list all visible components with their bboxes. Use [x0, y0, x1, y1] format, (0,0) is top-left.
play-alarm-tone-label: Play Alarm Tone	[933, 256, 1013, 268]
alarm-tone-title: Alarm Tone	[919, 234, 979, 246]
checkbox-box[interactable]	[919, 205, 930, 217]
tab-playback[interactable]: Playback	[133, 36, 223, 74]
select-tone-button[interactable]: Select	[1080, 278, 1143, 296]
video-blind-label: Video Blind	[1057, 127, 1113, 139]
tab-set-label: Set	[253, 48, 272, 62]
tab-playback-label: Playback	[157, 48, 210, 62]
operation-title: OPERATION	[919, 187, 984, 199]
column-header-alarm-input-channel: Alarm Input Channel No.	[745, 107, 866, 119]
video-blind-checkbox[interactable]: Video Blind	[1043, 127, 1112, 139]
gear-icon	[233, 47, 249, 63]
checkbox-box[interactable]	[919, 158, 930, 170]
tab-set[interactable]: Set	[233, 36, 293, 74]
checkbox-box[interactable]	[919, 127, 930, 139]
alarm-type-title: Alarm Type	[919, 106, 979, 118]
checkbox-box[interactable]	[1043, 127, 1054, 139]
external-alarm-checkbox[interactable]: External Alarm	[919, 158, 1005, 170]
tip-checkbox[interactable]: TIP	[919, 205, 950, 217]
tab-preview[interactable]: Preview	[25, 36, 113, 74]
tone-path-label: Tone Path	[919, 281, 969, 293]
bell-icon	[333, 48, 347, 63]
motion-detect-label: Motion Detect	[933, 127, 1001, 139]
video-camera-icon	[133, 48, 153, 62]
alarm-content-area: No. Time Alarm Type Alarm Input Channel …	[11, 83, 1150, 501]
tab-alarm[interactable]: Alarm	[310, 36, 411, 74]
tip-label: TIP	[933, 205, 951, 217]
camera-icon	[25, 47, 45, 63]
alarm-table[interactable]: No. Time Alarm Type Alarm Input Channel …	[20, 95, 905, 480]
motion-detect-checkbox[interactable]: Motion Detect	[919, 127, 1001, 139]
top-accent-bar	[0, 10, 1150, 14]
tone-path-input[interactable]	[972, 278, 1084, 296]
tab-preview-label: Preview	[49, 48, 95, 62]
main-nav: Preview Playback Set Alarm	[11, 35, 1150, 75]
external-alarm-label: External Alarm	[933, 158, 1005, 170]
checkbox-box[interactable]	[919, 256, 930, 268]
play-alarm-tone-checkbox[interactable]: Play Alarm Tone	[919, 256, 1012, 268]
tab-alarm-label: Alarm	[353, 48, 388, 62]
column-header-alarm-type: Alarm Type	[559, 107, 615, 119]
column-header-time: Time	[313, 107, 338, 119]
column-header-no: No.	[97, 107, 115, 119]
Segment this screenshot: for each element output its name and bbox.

○ ○ ○ ○

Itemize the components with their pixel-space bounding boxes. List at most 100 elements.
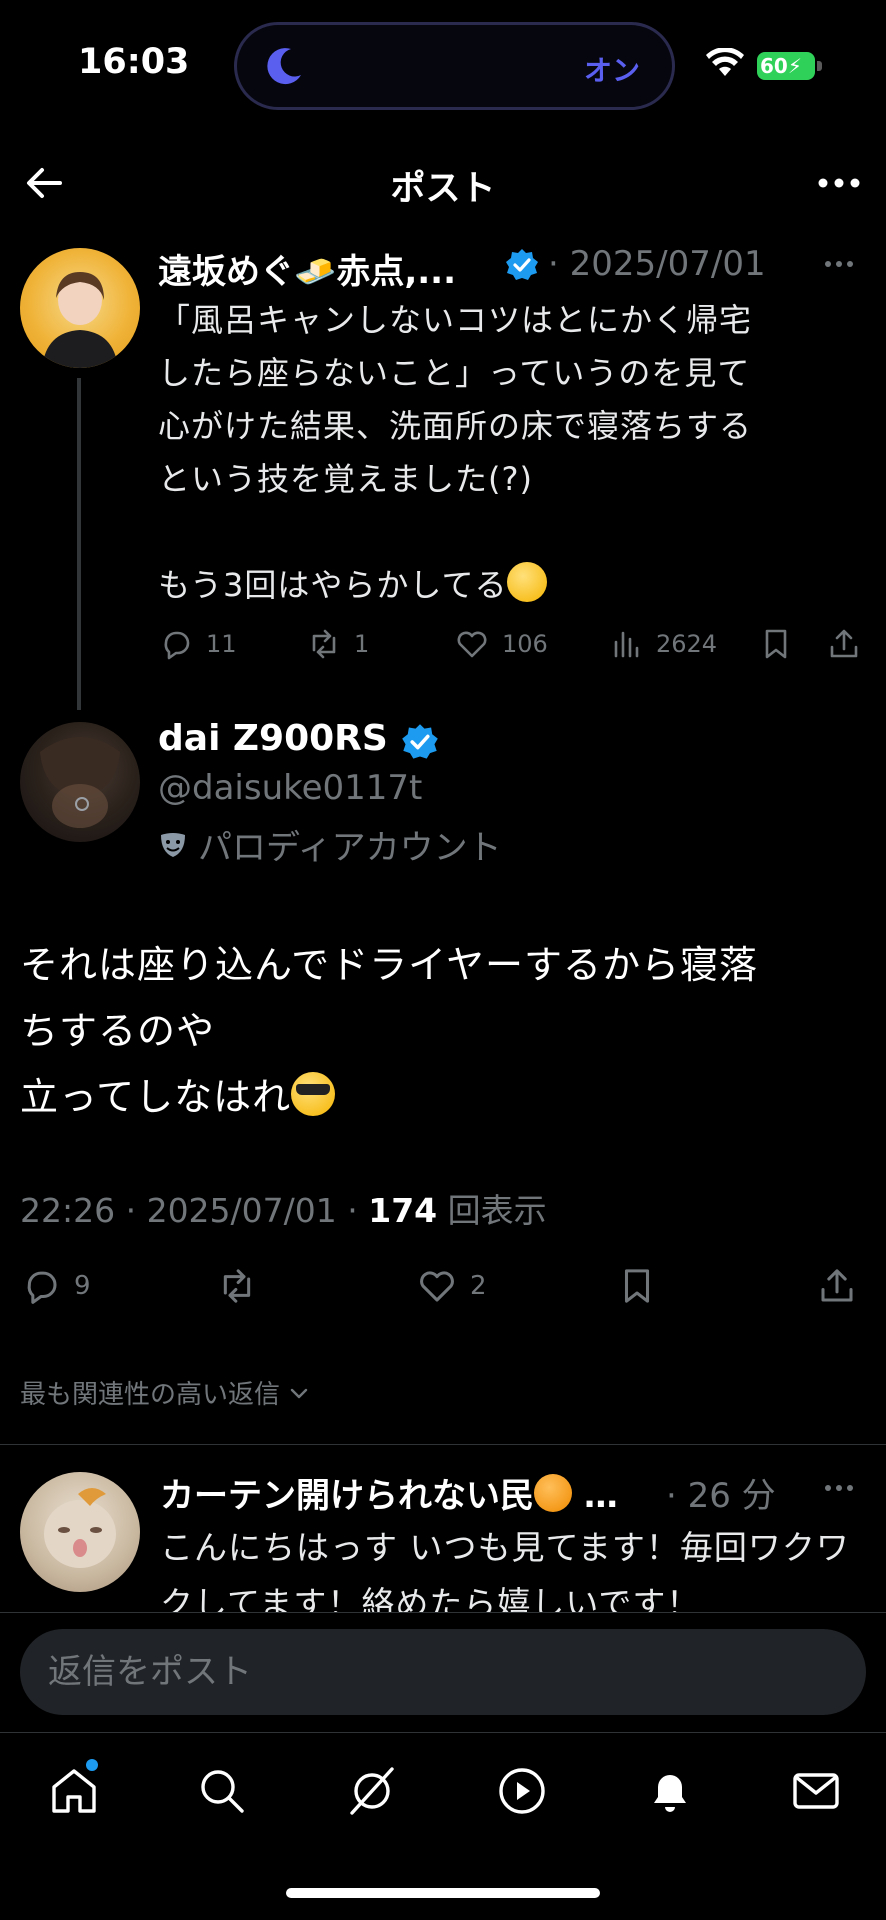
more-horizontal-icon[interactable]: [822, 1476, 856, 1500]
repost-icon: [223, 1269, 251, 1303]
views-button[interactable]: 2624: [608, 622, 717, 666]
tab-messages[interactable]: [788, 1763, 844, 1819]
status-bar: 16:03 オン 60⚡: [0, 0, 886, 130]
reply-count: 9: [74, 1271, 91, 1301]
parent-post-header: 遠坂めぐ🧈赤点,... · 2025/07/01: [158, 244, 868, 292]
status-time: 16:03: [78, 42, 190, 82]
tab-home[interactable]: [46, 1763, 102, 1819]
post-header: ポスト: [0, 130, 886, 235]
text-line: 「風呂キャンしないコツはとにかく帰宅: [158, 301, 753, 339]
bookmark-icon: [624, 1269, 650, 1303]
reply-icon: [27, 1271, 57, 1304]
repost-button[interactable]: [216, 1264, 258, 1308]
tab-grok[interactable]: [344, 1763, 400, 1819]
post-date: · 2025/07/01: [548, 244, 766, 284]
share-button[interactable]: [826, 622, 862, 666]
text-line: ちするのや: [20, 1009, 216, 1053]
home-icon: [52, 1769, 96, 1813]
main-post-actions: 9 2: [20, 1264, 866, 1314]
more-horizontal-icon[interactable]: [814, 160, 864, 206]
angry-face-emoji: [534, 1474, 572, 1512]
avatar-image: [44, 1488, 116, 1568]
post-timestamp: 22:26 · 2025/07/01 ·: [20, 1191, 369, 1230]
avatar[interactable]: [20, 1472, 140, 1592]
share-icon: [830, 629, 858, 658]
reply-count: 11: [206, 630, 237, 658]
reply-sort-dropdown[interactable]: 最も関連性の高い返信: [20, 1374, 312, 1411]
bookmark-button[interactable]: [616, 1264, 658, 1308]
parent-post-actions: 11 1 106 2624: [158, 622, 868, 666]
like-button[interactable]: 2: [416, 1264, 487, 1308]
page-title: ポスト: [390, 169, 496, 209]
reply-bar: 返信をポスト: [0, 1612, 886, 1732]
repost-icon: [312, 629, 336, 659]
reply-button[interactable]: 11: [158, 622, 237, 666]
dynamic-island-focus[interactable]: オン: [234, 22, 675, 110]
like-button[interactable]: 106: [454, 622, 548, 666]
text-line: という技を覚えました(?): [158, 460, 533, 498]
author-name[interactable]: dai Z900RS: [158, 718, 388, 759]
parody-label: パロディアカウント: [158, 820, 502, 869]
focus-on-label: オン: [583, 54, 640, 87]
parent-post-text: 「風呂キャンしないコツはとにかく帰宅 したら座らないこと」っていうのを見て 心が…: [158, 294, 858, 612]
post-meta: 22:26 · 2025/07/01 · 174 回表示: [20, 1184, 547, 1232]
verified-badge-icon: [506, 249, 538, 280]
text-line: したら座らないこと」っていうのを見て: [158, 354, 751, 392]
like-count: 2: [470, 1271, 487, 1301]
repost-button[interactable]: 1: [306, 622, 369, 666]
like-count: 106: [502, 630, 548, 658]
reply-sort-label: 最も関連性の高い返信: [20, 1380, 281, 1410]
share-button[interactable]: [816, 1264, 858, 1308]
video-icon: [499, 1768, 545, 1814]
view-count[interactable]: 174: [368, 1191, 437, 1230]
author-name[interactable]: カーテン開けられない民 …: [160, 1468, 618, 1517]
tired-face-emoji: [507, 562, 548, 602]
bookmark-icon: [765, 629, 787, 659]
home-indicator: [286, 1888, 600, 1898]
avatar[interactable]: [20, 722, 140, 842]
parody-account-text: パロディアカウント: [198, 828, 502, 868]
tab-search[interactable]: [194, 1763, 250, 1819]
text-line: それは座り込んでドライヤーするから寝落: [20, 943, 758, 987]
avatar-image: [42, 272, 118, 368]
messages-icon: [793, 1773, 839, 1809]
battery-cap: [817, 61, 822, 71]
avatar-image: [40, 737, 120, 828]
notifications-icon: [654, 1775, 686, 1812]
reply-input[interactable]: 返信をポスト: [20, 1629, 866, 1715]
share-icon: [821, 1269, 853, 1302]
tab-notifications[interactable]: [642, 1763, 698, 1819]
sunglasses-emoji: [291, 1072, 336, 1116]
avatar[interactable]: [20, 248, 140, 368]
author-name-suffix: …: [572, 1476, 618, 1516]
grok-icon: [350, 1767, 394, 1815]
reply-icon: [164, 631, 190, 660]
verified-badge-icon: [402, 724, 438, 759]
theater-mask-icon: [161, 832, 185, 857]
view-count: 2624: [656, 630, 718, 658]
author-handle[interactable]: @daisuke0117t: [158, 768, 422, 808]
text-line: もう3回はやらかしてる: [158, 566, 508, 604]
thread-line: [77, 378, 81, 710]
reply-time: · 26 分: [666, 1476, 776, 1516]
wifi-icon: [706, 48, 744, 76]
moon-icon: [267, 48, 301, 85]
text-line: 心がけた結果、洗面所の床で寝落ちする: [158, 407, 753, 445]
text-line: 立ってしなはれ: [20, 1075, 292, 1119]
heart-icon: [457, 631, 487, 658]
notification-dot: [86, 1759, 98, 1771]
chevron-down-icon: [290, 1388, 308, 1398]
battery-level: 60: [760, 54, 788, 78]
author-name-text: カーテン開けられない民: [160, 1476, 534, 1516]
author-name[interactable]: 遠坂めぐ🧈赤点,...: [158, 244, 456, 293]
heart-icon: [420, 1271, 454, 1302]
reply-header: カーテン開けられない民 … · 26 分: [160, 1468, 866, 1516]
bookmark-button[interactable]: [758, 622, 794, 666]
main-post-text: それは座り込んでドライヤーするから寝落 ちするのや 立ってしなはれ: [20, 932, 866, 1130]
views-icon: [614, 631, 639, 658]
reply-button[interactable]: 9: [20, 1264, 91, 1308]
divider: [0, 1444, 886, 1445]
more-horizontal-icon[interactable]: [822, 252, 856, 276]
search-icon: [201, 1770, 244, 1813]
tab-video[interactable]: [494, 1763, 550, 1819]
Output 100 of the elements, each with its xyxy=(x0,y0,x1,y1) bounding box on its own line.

○ ○ ○ ○

• [Given problem] Copy out the lines starting at the line that contains "list all visible" and ending at the line that contains "column-header-alarm-input-channel: Alarm Input", keeping every character unchanged.

• [Solution to this exercise]
list all visible components with their bboxes. Use [x0, y0, x1, y1] format, (0,0) is top-left.
play-alarm-tone-label: Play Alarm Tone	[933, 256, 1013, 268]
alarm-tone-title: Alarm Tone	[919, 234, 979, 246]
checkbox-box[interactable]	[919, 205, 930, 217]
tab-playback[interactable]: Playback	[133, 36, 223, 74]
select-tone-button[interactable]: Select	[1080, 278, 1143, 296]
video-blind-label: Video Blind	[1057, 127, 1113, 139]
tab-set-label: Set	[253, 48, 272, 62]
tab-playback-label: Playback	[157, 48, 210, 62]
operation-title: OPERATION	[919, 187, 984, 199]
column-header-alarm-input-channel: Alarm Input Channel No.	[745, 107, 866, 119]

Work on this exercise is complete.